⟨

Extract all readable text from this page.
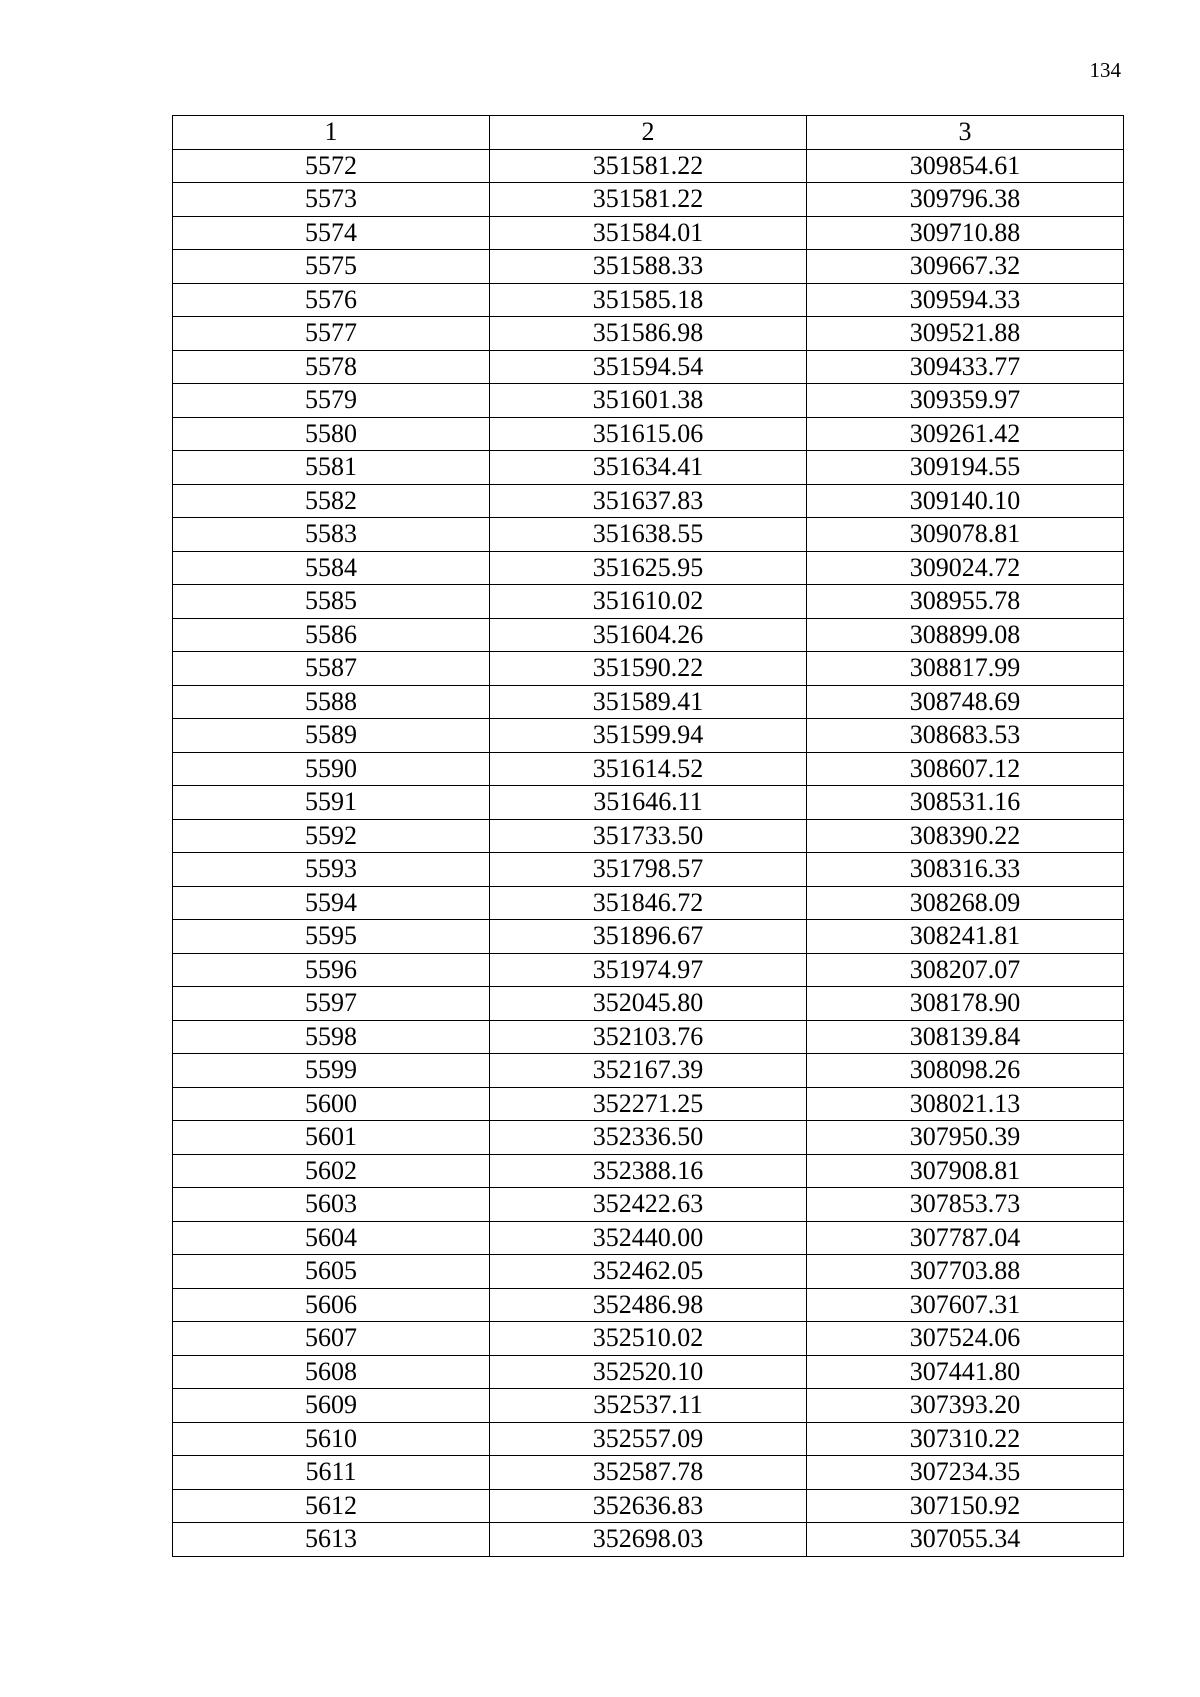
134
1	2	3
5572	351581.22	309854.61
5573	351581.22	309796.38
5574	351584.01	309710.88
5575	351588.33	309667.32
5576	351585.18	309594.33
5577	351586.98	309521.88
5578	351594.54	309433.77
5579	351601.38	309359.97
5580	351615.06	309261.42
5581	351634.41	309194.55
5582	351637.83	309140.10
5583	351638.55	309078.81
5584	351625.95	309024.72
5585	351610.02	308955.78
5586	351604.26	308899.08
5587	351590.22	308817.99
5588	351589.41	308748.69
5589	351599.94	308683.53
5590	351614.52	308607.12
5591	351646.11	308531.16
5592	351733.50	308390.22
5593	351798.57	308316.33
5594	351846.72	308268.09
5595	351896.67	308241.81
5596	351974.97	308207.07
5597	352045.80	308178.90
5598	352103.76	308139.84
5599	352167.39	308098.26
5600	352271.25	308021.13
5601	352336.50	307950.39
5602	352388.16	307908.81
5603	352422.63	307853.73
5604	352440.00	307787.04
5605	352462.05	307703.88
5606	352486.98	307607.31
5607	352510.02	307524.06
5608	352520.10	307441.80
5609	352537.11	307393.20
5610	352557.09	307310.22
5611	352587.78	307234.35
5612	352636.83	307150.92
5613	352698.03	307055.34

⟩
⟨

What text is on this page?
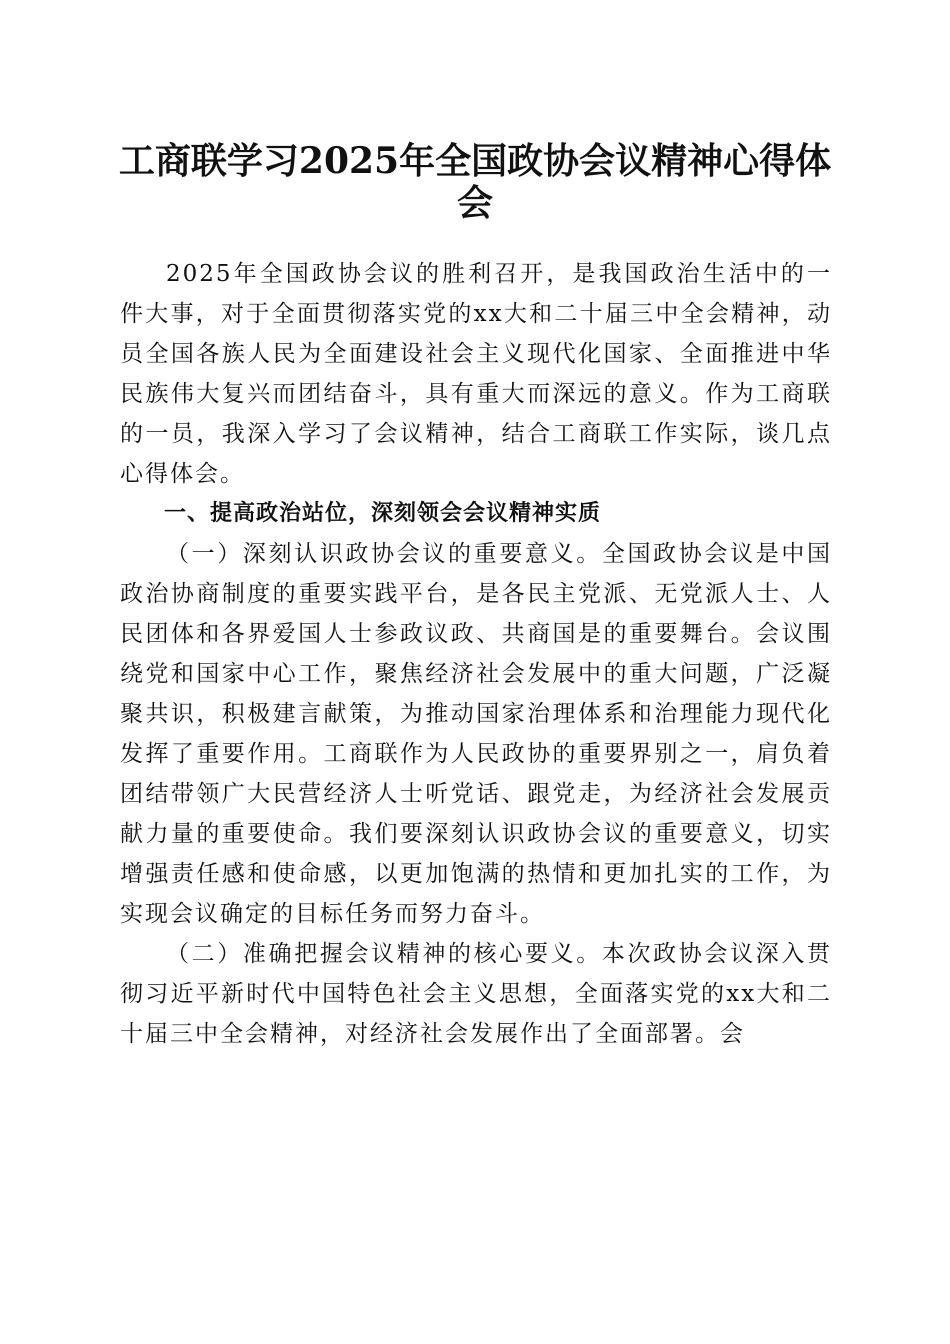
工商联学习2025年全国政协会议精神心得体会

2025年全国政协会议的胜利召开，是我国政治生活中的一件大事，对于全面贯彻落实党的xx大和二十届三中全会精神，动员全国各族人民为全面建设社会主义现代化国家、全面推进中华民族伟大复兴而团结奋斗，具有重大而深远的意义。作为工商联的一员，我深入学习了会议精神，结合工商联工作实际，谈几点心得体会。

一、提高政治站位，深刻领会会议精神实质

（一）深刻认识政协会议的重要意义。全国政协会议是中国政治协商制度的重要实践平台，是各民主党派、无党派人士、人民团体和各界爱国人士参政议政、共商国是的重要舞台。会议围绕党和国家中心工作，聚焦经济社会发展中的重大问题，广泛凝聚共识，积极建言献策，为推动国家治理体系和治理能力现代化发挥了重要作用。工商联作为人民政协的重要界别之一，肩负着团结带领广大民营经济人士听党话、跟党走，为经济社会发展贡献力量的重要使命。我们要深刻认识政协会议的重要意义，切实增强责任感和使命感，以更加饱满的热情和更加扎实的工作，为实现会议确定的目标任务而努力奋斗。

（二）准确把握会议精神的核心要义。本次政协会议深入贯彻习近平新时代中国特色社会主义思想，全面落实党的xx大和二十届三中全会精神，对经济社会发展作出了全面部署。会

⟩

▶ Given instruction:
Using the records above, gather all lines where the string "page" is present.

▶ Reply:
Extract all readable text from this page.
What text is on this page?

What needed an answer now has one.